**Requirements**
Single out the lines of the material that contain "Социальное" and copy them.

[Data records]
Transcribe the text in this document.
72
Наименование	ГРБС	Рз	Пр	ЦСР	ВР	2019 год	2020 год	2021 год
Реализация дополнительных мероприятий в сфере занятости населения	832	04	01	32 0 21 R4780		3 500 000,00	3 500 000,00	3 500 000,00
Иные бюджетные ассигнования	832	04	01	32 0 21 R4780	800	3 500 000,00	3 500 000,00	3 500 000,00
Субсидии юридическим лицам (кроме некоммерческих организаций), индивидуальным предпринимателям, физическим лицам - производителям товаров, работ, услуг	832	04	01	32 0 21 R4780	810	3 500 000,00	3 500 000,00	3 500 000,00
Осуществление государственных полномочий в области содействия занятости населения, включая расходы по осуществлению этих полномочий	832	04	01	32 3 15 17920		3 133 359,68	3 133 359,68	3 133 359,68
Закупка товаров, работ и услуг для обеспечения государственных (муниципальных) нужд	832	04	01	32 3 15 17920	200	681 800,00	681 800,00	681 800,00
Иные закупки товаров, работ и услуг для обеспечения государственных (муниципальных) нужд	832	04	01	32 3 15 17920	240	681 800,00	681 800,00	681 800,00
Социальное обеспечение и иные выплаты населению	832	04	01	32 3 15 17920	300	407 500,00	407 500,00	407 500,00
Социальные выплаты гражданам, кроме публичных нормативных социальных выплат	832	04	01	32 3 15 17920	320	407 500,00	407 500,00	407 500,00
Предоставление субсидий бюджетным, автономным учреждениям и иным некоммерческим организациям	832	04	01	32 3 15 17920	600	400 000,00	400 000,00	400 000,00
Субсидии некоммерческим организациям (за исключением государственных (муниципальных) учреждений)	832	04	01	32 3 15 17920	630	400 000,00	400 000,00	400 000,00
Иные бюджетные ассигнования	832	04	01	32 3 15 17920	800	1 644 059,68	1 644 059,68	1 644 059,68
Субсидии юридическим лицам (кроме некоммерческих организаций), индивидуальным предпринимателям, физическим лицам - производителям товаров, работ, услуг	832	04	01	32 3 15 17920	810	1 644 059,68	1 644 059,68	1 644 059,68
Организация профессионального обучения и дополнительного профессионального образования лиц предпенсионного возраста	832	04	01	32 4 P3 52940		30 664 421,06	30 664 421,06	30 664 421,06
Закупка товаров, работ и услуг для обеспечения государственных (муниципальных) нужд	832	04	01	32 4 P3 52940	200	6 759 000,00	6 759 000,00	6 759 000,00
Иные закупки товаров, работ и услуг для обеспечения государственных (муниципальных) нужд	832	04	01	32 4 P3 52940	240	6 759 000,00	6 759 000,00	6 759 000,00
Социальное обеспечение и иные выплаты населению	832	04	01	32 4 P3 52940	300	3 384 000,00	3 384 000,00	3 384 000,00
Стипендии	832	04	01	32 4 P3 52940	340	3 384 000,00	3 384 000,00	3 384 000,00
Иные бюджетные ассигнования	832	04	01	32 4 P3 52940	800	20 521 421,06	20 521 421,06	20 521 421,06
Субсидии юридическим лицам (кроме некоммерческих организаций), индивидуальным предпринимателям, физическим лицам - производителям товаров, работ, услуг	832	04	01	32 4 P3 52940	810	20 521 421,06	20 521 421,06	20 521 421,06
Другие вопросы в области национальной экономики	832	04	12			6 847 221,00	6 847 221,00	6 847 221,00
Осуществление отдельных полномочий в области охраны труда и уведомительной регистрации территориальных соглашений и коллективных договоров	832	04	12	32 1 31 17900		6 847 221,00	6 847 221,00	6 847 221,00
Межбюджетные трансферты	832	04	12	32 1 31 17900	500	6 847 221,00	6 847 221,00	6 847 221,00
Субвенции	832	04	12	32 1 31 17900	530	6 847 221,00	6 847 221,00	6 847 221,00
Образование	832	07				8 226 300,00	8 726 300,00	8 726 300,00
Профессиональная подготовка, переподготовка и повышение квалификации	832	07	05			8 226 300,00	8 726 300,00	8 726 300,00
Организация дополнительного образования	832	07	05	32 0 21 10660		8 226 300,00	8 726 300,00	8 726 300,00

**Answer to the task**
Социальное обеспечение и иные выплаты населению	832	04	01	32 3 15 17920	300	407 500,00	407 500,00	407 500,00
Социальное обеспечение и иные выплаты населению	832	04	01	32 4 P3 52940	300	3 384 000,00	3 384 000,00	3 384 000,00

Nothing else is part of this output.